[START OF THE RECORDS]

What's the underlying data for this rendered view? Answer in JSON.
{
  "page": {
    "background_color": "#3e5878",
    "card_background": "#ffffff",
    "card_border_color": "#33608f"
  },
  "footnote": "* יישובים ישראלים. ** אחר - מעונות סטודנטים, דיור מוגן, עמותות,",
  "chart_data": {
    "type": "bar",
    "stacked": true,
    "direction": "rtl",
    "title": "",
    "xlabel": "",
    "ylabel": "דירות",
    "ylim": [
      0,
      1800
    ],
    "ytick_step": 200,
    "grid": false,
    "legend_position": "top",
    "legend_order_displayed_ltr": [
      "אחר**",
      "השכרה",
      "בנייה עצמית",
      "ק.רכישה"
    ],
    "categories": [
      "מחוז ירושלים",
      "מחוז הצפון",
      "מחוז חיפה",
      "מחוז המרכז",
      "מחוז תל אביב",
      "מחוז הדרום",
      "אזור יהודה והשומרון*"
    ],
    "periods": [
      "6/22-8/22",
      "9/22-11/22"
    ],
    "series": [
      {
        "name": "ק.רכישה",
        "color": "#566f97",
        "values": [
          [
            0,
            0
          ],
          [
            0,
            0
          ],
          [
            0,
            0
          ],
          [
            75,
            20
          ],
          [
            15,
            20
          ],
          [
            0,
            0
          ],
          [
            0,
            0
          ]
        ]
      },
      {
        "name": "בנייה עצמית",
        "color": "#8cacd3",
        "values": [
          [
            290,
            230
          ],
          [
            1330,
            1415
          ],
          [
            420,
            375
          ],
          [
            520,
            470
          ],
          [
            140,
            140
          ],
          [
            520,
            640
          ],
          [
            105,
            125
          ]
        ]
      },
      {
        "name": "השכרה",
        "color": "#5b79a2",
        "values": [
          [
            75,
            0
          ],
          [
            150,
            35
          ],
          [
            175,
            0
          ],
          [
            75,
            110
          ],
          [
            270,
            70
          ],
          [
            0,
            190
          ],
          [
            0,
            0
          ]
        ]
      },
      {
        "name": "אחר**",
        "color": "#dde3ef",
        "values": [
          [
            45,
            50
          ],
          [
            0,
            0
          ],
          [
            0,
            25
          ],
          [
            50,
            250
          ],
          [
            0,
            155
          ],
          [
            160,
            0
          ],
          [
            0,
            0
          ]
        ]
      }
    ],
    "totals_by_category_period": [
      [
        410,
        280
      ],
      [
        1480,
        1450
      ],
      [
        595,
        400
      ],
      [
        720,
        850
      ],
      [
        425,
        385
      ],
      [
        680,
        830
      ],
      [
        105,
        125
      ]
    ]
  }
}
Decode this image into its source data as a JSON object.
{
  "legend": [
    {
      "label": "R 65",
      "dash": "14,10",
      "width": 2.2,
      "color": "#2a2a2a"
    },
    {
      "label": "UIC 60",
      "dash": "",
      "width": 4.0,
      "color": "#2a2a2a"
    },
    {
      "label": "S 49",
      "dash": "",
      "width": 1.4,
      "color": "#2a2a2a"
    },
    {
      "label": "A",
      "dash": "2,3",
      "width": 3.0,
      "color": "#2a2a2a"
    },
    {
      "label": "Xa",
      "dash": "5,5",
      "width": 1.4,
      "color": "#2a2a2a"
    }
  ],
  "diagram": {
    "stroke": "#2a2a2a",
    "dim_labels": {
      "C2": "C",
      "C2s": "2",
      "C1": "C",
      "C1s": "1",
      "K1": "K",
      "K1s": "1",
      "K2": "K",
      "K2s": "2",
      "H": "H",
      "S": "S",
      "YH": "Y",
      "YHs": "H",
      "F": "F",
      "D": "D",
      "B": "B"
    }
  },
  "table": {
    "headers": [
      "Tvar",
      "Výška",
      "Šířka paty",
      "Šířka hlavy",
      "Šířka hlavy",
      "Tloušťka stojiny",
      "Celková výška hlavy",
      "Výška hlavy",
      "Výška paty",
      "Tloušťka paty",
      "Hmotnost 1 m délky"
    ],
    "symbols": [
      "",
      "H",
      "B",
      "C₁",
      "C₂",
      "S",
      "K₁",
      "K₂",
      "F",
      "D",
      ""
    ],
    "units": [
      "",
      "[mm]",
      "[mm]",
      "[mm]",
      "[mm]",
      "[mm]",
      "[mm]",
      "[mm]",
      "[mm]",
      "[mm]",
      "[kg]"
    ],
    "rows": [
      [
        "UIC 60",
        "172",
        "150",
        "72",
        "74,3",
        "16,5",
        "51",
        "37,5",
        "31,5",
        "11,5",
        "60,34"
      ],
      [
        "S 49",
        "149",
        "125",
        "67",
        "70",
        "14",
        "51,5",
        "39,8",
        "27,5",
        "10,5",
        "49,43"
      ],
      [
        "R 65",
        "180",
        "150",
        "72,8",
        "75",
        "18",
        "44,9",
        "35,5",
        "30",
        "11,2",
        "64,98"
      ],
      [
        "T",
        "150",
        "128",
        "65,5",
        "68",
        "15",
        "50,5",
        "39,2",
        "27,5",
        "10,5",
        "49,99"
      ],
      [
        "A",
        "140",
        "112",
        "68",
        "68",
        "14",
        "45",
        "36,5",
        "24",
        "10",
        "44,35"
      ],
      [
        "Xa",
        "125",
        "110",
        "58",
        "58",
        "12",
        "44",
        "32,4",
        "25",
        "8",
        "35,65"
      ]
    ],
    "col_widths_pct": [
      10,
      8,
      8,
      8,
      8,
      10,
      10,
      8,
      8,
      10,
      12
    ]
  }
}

[END OF THE RECORDS]

INSTRUCTIONS TO FOLLOW:
Scan the lines above for "hlavy", then copy every one that has it.

ANSWER FOR THE TASK:
      "Šířka hlavy",
      "Šířka hlavy",
      "Celková výška hlavy",
      "Výška hlavy",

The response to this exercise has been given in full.